Repeat the records exactly. Every line must match.

◇ ◇ ◇ ◇ ◇ ◇ ◇

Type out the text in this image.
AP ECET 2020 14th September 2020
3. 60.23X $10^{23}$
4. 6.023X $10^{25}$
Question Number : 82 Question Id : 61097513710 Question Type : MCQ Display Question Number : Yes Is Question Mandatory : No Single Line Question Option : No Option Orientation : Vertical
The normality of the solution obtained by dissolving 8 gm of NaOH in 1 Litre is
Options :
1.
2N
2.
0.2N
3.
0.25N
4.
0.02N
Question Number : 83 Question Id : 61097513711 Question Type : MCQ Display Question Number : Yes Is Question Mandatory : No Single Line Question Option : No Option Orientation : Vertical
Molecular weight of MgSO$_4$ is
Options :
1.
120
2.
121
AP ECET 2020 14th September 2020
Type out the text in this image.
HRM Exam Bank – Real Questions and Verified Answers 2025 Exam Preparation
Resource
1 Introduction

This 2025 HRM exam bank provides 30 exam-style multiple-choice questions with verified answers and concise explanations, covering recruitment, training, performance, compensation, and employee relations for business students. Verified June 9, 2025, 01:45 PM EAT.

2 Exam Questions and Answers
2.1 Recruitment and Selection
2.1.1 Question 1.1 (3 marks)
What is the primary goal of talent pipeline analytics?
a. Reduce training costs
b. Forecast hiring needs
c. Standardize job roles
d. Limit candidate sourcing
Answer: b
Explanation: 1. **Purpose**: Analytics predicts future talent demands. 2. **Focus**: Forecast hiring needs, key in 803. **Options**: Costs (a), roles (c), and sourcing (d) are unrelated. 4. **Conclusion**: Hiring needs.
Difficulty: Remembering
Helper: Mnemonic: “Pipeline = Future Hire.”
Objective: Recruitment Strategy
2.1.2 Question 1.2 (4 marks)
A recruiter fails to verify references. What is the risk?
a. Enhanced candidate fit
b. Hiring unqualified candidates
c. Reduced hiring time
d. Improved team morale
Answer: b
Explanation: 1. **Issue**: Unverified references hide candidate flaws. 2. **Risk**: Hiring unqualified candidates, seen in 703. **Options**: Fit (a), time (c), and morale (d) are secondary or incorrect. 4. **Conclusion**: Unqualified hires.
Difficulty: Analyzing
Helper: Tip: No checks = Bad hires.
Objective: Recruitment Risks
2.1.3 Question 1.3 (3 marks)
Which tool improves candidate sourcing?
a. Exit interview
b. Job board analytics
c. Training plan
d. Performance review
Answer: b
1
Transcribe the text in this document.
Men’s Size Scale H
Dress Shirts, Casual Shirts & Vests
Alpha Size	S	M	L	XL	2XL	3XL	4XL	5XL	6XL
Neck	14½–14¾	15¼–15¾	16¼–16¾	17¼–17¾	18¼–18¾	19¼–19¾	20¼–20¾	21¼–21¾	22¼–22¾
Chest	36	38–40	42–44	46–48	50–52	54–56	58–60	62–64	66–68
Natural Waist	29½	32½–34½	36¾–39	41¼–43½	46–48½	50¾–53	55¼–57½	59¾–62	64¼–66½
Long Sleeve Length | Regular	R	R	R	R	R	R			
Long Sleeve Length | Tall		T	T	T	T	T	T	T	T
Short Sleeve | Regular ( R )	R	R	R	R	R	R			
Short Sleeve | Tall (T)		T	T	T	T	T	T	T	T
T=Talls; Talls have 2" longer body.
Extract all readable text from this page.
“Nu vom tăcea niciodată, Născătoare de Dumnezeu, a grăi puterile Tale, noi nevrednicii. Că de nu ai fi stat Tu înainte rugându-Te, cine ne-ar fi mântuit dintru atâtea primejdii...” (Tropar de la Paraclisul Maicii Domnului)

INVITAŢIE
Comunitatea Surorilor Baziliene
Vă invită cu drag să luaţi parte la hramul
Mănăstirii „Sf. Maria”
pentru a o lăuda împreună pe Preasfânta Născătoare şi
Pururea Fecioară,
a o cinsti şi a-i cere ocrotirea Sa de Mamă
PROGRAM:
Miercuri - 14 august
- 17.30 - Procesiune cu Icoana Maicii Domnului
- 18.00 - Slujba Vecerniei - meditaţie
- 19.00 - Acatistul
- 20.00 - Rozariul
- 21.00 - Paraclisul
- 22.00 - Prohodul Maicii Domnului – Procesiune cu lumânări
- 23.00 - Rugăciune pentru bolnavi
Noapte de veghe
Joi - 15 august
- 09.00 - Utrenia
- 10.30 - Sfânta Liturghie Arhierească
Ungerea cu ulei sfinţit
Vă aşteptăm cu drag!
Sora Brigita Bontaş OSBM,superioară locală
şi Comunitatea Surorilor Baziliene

◇ ◇ ◇ ◇ ◇ ◇ ◇

◆ **FULL RESPONSE**
Type out the text in this image.
AP ECET 2020 14th September 2020
3. 60.23X $10^{23}$
4. 6.023X $10^{25}$
Question Number : 82 Question Id : 61097513710 Question Type : MCQ Display Question Number : Yes Is Question Mandatory : No Single Line Question Option : No Option Orientation : Vertical
The normality of the solution obtained by dissolving 8 gm of NaOH in 1 Litre is
Options :
1.
2N
2.
0.2N
3.
0.25N
4.
0.02N
Question Number : 83 Question Id : 61097513711 Question Type : MCQ Display Question Number : Yes Is Question Mandatory : No Single Line Question Option : No Option Orientation : Vertical
Molecular weight of MgSO$_4$ is
Options :
1.
120
2.
121
AP ECET 2020 14th September 2020
Type out the text in this image.
HRM Exam Bank – Real Questions and Verified Answers 2025 Exam Preparation
Resource
1 Introduction

This 2025 HRM exam bank provides 30 exam-style multiple-choice questions with verified answers and concise explanations, covering recruitment, training, performance, compensation, and employee relations for business students. Verified June 9, 2025, 01:45 PM EAT.

2 Exam Questions and Answers
2.1 Recruitment and Selection
2.1.1 Question 1.1 (3 marks)
What is the primary goal of talent pipeline analytics?
a. Reduce training costs
b. Forecast hiring needs
c. Standardize job roles
d. Limit candidate sourcing
Answer: b
Explanation: 1. **Purpose**: Analytics predicts future talent demands. 2. **Focus**: Forecast hiring needs, key in 803. **Options**: Costs (a), roles (c), and sourcing (d) are unrelated. 4. **Conclusion**: Hiring needs.
Difficulty: Remembering
Helper: Mnemonic: “Pipeline = Future Hire.”
Objective: Recruitment Strategy
2.1.2 Question 1.2 (4 marks)
A recruiter fails to verify references. What is the risk?
a. Enhanced candidate fit
b. Hiring unqualified candidates
c. Reduced hiring time
d. Improved team morale
Answer: b
Explanation: 1. **Issue**: Unverified references hide candidate flaws. 2. **Risk**: Hiring unqualified candidates, seen in 703. **Options**: Fit (a), time (c), and morale (d) are secondary or incorrect. 4. **Conclusion**: Unqualified hires.
Difficulty: Analyzing
Helper: Tip: No checks = Bad hires.
Objective: Recruitment Risks
2.1.3 Question 1.3 (3 marks)
Which tool improves candidate sourcing?
a. Exit interview
b. Job board analytics
c. Training plan
d. Performance review
Answer: b
1
Transcribe the text in this document.
Men’s Size Scale H
Dress Shirts, Casual Shirts & Vests
Alpha Size	S	M	L	XL	2XL	3XL	4XL	5XL	6XL
Neck	14½–14¾	15¼–15¾	16¼–16¾	17¼–17¾	18¼–18¾	19¼–19¾	20¼–20¾	21¼–21¾	22¼–22¾
Chest	36	38–40	42–44	46–48	50–52	54–56	58–60	62–64	66–68
Natural Waist	29½	32½–34½	36¾–39	41¼–43½	46–48½	50¾–53	55¼–57½	59¾–62	64¼–66½
Long Sleeve Length | Regular	R	R	R	R	R	R			
Long Sleeve Length | Tall		T	T	T	T	T	T	T	T
Short Sleeve | Regular ( R )	R	R	R	R	R	R			
Short Sleeve | Tall (T)		T	T	T	T	T	T	T	T
T=Talls; Talls have 2" longer body.
Extract all readable text from this page.
“Nu vom tăcea niciodată, Născătoare de Dumnezeu, a grăi puterile Tale, noi nevrednicii. Că de nu ai fi stat Tu înainte rugându-Te, cine ne-ar fi mântuit dintru atâtea primejdii...” (Tropar de la Paraclisul Maicii Domnului)

INVITAŢIE
Comunitatea Surorilor Baziliene
Vă invită cu drag să luaţi parte la hramul
Mănăstirii „Sf. Maria”
pentru a o lăuda împreună pe Preasfânta Născătoare şi
Pururea Fecioară,
a o cinsti şi a-i cere ocrotirea Sa de Mamă
PROGRAM:
Miercuri - 14 august
- 17.30 - Procesiune cu Icoana Maicii Domnului
- 18.00 - Slujba Vecerniei - meditaţie
- 19.00 - Acatistul
- 20.00 - Rozariul
- 21.00 - Paraclisul
- 22.00 - Prohodul Maicii Domnului – Procesiune cu lumânări
- 23.00 - Rugăciune pentru bolnavi
Noapte de veghe
Joi - 15 august
- 09.00 - Utrenia
- 10.30 - Sfânta Liturghie Arhierească
Ungerea cu ulei sfinţit
Vă aşteptăm cu drag!
Sora Brigita Bontaş OSBM,superioară locală
şi Comunitatea Surorilor Baziliene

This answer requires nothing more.